What is needed: Extract each line from the entries below that has the string "text" in it.

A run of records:
○ ○ ○ ○ ○ ○ ○

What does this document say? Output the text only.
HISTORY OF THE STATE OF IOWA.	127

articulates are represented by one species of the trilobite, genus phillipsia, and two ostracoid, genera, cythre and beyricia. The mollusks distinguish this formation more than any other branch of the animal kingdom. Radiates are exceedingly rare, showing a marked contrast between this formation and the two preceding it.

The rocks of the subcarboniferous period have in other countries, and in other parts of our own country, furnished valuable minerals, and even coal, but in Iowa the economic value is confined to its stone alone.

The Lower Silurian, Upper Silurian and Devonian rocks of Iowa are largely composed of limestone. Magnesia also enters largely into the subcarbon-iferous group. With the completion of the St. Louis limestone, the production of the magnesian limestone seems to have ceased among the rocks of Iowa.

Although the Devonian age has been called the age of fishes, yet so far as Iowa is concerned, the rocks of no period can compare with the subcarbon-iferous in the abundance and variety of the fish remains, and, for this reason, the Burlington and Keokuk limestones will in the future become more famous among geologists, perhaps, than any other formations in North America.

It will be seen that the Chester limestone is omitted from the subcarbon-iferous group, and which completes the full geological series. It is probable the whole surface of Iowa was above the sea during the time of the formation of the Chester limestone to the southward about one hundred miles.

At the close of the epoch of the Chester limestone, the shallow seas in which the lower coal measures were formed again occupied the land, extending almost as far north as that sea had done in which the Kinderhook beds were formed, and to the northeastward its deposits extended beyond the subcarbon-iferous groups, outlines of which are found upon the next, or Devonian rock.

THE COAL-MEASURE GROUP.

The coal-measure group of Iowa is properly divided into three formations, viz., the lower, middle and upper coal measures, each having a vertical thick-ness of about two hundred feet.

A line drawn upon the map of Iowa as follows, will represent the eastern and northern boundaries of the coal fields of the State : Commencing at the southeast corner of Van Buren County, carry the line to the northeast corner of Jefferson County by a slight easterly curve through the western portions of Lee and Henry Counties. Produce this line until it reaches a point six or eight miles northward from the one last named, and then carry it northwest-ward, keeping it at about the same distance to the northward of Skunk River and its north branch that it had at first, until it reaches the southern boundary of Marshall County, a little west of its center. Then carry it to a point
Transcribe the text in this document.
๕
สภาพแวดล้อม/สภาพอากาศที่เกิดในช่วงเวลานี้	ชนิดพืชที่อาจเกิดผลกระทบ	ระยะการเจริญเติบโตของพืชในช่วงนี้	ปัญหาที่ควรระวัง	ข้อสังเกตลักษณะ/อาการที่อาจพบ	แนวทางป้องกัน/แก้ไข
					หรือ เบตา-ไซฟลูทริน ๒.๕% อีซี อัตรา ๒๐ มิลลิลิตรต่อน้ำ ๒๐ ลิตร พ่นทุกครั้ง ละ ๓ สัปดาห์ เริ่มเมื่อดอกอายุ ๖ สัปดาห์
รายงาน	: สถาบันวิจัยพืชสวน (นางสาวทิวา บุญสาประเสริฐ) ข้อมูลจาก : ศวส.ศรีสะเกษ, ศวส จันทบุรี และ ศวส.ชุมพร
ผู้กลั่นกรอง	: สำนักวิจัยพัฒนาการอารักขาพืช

○ ○ ○ ○ ○ ○ ○

Finished answer:
What does this document say? Output the text only.
Transcribe the text in this document.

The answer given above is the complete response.